++++ The records ++++

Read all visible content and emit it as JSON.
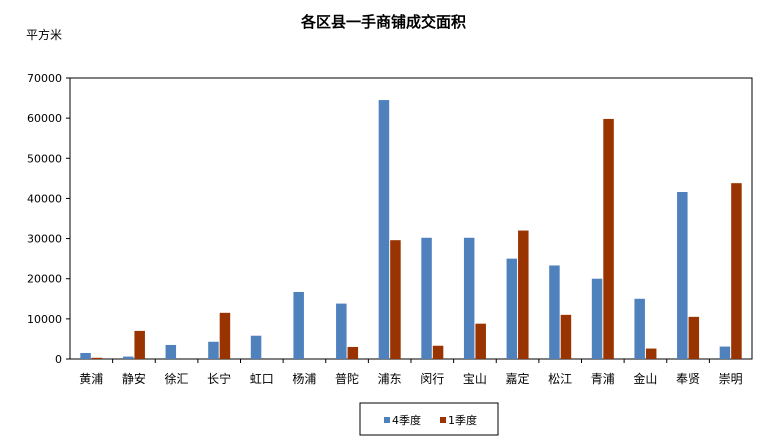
{
  "chart_data": {
    "type": "bar",
    "title": "各区县一手商铺成交面积",
    "ylabel": "平方米",
    "xlabel": "",
    "ylim": [
      0,
      70000
    ],
    "yticks": [
      0,
      10000,
      20000,
      30000,
      40000,
      50000,
      60000,
      70000
    ],
    "grid": false,
    "legend_position": "bottom",
    "categories": [
      "黄浦",
      "静安",
      "徐汇",
      "长宁",
      "虹口",
      "杨浦",
      "普陀",
      "浦东",
      "闵行",
      "宝山",
      "嘉定",
      "松江",
      "青浦",
      "金山",
      "奉贤",
      "崇明"
    ],
    "series": [
      {
        "name": "4季度",
        "color": "#4F81BD",
        "values": [
          1500,
          600,
          3500,
          4300,
          5800,
          16700,
          13800,
          64500,
          30200,
          30200,
          25000,
          23300,
          20000,
          15000,
          41600,
          3100
        ]
      },
      {
        "name": "1季度",
        "color": "#993300",
        "values": [
          300,
          7000,
          0,
          11500,
          0,
          0,
          3000,
          29600,
          3300,
          8800,
          32000,
          11000,
          59800,
          2600,
          10500,
          43800
        ]
      }
    ]
  }
}
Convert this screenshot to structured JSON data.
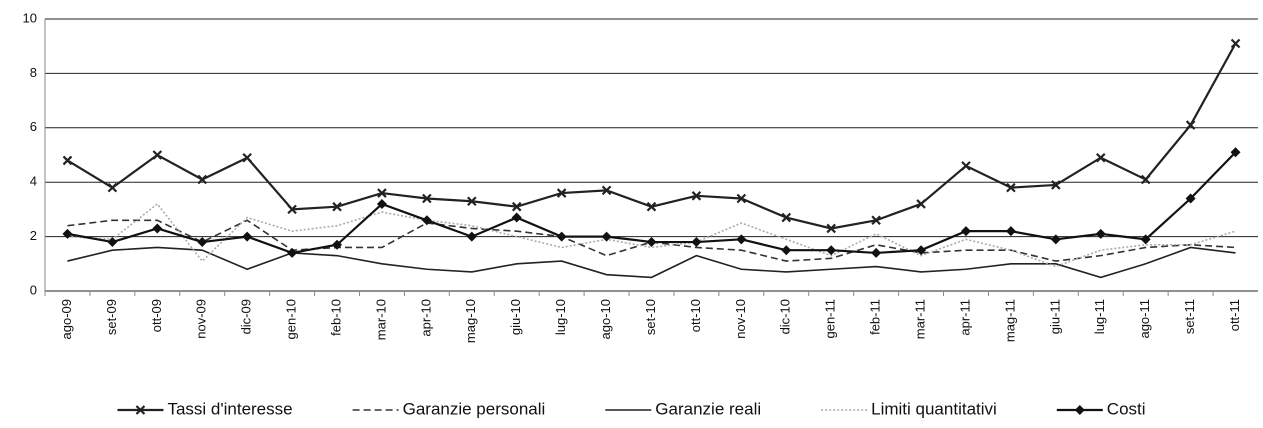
{
  "chart_data": {
    "type": "line",
    "categories": [
      "ago-09",
      "set-09",
      "ott-09",
      "nov-09",
      "dic-09",
      "gen-10",
      "feb-10",
      "mar-10",
      "apr-10",
      "mag-10",
      "giu-10",
      "lug-10",
      "ago-10",
      "set-10",
      "ott-10",
      "nov-10",
      "dic-10",
      "gen-11",
      "feb-11",
      "mar-11",
      "apr-11",
      "mag-11",
      "giu-11",
      "lug-11",
      "ago-11",
      "set-11",
      "ott-11"
    ],
    "series": [
      {
        "name": "Tassi d'interesse",
        "color": "#222222",
        "dash": "solid",
        "marker": "x",
        "values": [
          4.8,
          3.8,
          5.0,
          4.1,
          4.9,
          3.0,
          3.1,
          3.6,
          3.4,
          3.3,
          3.1,
          3.6,
          3.7,
          3.1,
          3.5,
          3.4,
          2.7,
          2.3,
          2.6,
          3.2,
          4.6,
          3.8,
          3.9,
          4.9,
          4.1,
          6.1,
          9.1
        ]
      },
      {
        "name": "Garanzie personali",
        "color": "#333333",
        "dash": "dashed",
        "values": [
          2.4,
          2.6,
          2.6,
          1.8,
          2.6,
          1.5,
          1.6,
          1.6,
          2.5,
          2.3,
          2.2,
          2.0,
          1.3,
          1.8,
          1.6,
          1.5,
          1.1,
          1.2,
          1.7,
          1.4,
          1.5,
          1.5,
          1.1,
          1.3,
          1.6,
          1.7,
          1.6
        ]
      },
      {
        "name": "Garanzie reali",
        "color": "#222222",
        "dash": "solid",
        "values": [
          1.1,
          1.5,
          1.6,
          1.5,
          0.8,
          1.4,
          1.3,
          1.0,
          0.8,
          0.7,
          1.0,
          1.1,
          0.6,
          0.5,
          1.3,
          0.8,
          0.7,
          0.8,
          0.9,
          0.7,
          0.8,
          1.0,
          1.0,
          0.5,
          1.0,
          1.6,
          1.4
        ]
      },
      {
        "name": "Limiti quantitativi",
        "color": "#aaaaaa",
        "dash": "dotted",
        "values": [
          2.0,
          1.9,
          3.2,
          1.1,
          2.7,
          2.2,
          2.4,
          2.9,
          2.6,
          2.4,
          2.0,
          1.6,
          1.9,
          1.6,
          1.8,
          2.5,
          1.9,
          1.3,
          2.1,
          1.3,
          1.9,
          1.5,
          0.9,
          1.5,
          1.7,
          1.7,
          2.2
        ]
      },
      {
        "name": "Costi",
        "color": "#111111",
        "dash": "solid",
        "marker": "diamond",
        "values": [
          2.1,
          1.8,
          2.3,
          1.8,
          2.0,
          1.4,
          1.7,
          3.2,
          2.6,
          2.0,
          2.7,
          2.0,
          2.0,
          1.8,
          1.8,
          1.9,
          1.5,
          1.5,
          1.4,
          1.5,
          2.2,
          2.2,
          1.9,
          2.1,
          1.9,
          3.4,
          5.1
        ]
      }
    ],
    "ylim": [
      0,
      10
    ],
    "yticks": [
      0,
      2,
      4,
      6,
      8,
      10
    ],
    "grid": true,
    "legend": "bottom"
  }
}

++++

▶ Problem description
Set the entries down again exactly. Do not include the images.

▶ Exercise response
Read all visible content and emit it as JSON.
{
  "chart_data": {
    "type": "bar",
    "title": "各区县一手商铺成交面积",
    "ylabel": "平方米",
    "xlabel": "",
    "ylim": [
      0,
      70000
    ],
    "yticks": [
      0,
      10000,
      20000,
      30000,
      40000,
      50000,
      60000,
      70000
    ],
    "grid": false,
    "legend_position": "bottom",
    "categories": [
      "黄浦",
      "静安",
      "徐汇",
      "长宁",
      "虹口",
      "杨浦",
      "普陀",
      "浦东",
      "闵行",
      "宝山",
      "嘉定",
      "松江",
      "青浦",
      "金山",
      "奉贤",
      "崇明"
    ],
    "series": [
      {
        "name": "4季度",
        "color": "#4F81BD",
        "values": [
          1500,
          600,
          3500,
          4300,
          5800,
          16700,
          13800,
          64500,
          30200,
          30200,
          25000,
          23300,
          20000,
          15000,
          41600,
          3100
        ]
      },
      {
        "name": "1季度",
        "color": "#993300",
        "values": [
          300,
          7000,
          0,
          11500,
          0,
          0,
          3000,
          29600,
          3300,
          8800,
          32000,
          11000,
          59800,
          2600,
          10500,
          43800
        ]
      }
    ]
  }
}
Convert this screenshot to structured JSON data.
{
  "chart_data": {
    "type": "line",
    "categories": [
      "ago-09",
      "set-09",
      "ott-09",
      "nov-09",
      "dic-09",
      "gen-10",
      "feb-10",
      "mar-10",
      "apr-10",
      "mag-10",
      "giu-10",
      "lug-10",
      "ago-10",
      "set-10",
      "ott-10",
      "nov-10",
      "dic-10",
      "gen-11",
      "feb-11",
      "mar-11",
      "apr-11",
      "mag-11",
      "giu-11",
      "lug-11",
      "ago-11",
      "set-11",
      "ott-11"
    ],
    "series": [
      {
        "name": "Tassi d'interesse",
        "color": "#222222",
        "dash": "solid",
        "marker": "x",
        "values": [
          4.8,
          3.8,
          5.0,
          4.1,
          4.9,
          3.0,
          3.1,
          3.6,
          3.4,
          3.3,
          3.1,
          3.6,
          3.7,
          3.1,
          3.5,
          3.4,
          2.7,
          2.3,
          2.6,
          3.2,
          4.6,
          3.8,
          3.9,
          4.9,
          4.1,
          6.1,
          9.1
        ]
      },
      {
        "name": "Garanzie personali",
        "color": "#333333",
        "dash": "dashed",
        "values": [
          2.4,
          2.6,
          2.6,
          1.8,
          2.6,
          1.5,
          1.6,
          1.6,
          2.5,
          2.3,
          2.2,
          2.0,
          1.3,
          1.8,
          1.6,
          1.5,
          1.1,
          1.2,
          1.7,
          1.4,
          1.5,
          1.5,
          1.1,
          1.3,
          1.6,
          1.7,
          1.6
        ]
      },
      {
        "name": "Garanzie reali",
        "color": "#222222",
        "dash": "solid",
        "values": [
          1.1,
          1.5,
          1.6,
          1.5,
          0.8,
          1.4,
          1.3,
          1.0,
          0.8,
          0.7,
          1.0,
          1.1,
          0.6,
          0.5,
          1.3,
          0.8,
          0.7,
          0.8,
          0.9,
          0.7,
          0.8,
          1.0,
          1.0,
          0.5,
          1.0,
          1.6,
          1.4
        ]
      },
      {
        "name": "Limiti quantitativi",
        "color": "#aaaaaa",
        "dash": "dotted",
        "values": [
          2.0,
          1.9,
          3.2,
          1.1,
          2.7,
          2.2,
          2.4,
          2.9,
          2.6,
          2.4,
          2.0,
          1.6,
          1.9,
          1.6,
          1.8,
          2.5,
          1.9,
          1.3,
          2.1,
          1.3,
          1.9,
          1.5,
          0.9,
          1.5,
          1.7,
          1.7,
          2.2
        ]
      },
      {
        "name": "Costi",
        "color": "#111111",
        "dash": "solid",
        "marker": "diamond",
        "values": [
          2.1,
          1.8,
          2.3,
          1.8,
          2.0,
          1.4,
          1.7,
          3.2,
          2.6,
          2.0,
          2.7,
          2.0,
          2.0,
          1.8,
          1.8,
          1.9,
          1.5,
          1.5,
          1.4,
          1.5,
          2.2,
          2.2,
          1.9,
          2.1,
          1.9,
          3.4,
          5.1
        ]
      }
    ],
    "ylim": [
      0,
      10
    ],
    "yticks": [
      0,
      2,
      4,
      6,
      8,
      10
    ],
    "grid": true,
    "legend": "bottom"
  }
}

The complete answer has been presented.